● **EXERCISE GOAL**: Among the entries, which lines carry the string "design"? Copy each of them.

--- SUPPLIED RECORDS ---

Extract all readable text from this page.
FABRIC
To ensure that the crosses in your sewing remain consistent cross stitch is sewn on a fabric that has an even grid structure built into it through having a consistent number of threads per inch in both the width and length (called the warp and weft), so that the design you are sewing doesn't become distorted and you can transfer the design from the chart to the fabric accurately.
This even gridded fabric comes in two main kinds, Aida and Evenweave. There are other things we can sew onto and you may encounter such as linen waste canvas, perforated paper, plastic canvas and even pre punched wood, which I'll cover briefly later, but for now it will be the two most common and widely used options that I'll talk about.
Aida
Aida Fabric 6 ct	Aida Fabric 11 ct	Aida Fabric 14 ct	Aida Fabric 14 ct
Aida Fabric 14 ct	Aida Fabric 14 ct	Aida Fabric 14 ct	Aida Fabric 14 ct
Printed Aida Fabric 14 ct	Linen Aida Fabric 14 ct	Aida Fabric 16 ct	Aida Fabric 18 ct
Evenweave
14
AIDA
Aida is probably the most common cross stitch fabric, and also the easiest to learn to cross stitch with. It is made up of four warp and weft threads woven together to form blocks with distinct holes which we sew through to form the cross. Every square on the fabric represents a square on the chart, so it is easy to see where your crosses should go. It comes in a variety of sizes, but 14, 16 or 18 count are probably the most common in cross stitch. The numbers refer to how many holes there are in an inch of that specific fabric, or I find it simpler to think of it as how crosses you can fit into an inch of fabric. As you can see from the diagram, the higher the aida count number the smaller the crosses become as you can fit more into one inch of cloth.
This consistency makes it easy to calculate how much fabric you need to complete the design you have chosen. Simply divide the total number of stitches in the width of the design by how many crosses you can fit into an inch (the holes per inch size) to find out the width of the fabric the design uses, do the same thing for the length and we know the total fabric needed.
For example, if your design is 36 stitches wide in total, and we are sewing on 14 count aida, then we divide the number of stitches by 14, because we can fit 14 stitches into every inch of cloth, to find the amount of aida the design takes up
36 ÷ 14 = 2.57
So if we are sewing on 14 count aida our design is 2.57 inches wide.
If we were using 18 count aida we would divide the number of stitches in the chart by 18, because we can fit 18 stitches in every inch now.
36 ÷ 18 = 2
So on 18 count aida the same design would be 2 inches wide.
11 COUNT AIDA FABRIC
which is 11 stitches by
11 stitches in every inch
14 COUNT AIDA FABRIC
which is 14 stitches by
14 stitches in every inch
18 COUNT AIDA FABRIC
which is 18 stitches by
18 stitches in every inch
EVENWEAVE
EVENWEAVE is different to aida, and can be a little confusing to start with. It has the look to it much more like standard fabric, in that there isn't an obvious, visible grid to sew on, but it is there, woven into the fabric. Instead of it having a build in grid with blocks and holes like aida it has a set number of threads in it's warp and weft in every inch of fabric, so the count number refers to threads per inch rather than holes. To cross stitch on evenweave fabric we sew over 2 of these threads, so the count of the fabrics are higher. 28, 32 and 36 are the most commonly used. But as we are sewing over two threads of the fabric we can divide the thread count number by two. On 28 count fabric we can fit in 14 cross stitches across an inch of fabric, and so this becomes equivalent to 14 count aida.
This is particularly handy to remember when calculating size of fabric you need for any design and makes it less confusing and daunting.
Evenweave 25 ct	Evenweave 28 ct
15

---

● **REPLY**:
To ensure that the crosses in your sewing remain consistent cross stitch is sewn on a fabric that has an even grid structure built into it through having a consistent number of threads per inch in both the width and length (called the warp and weft), so that the design you are sewing doesn't become distorted and you can transfer the design from the chart to the fabric accurately.
This consistency makes it easy to calculate how much fabric you need to complete the design you have chosen. Simply divide the total number of stitches in the width of the design by how many crosses you can fit into an inch (the holes per inch size) to find out the width of the fabric the design uses, do the same thing for the length and we know the total fabric needed.
For example, if your design is 36 stitches wide in total, and we are sewing on 14 count aida, then we divide the number of stitches by 14, because we can fit 14 stitches into every inch of cloth, to find the amount of aida the design takes up
So if we are sewing on 14 count aida our design is 2.57 inches wide.
So on 18 count aida the same design would be 2 inches wide.
This is particularly handy to remember when calculating size of fabric you need for any design and makes it less confusing and daunting.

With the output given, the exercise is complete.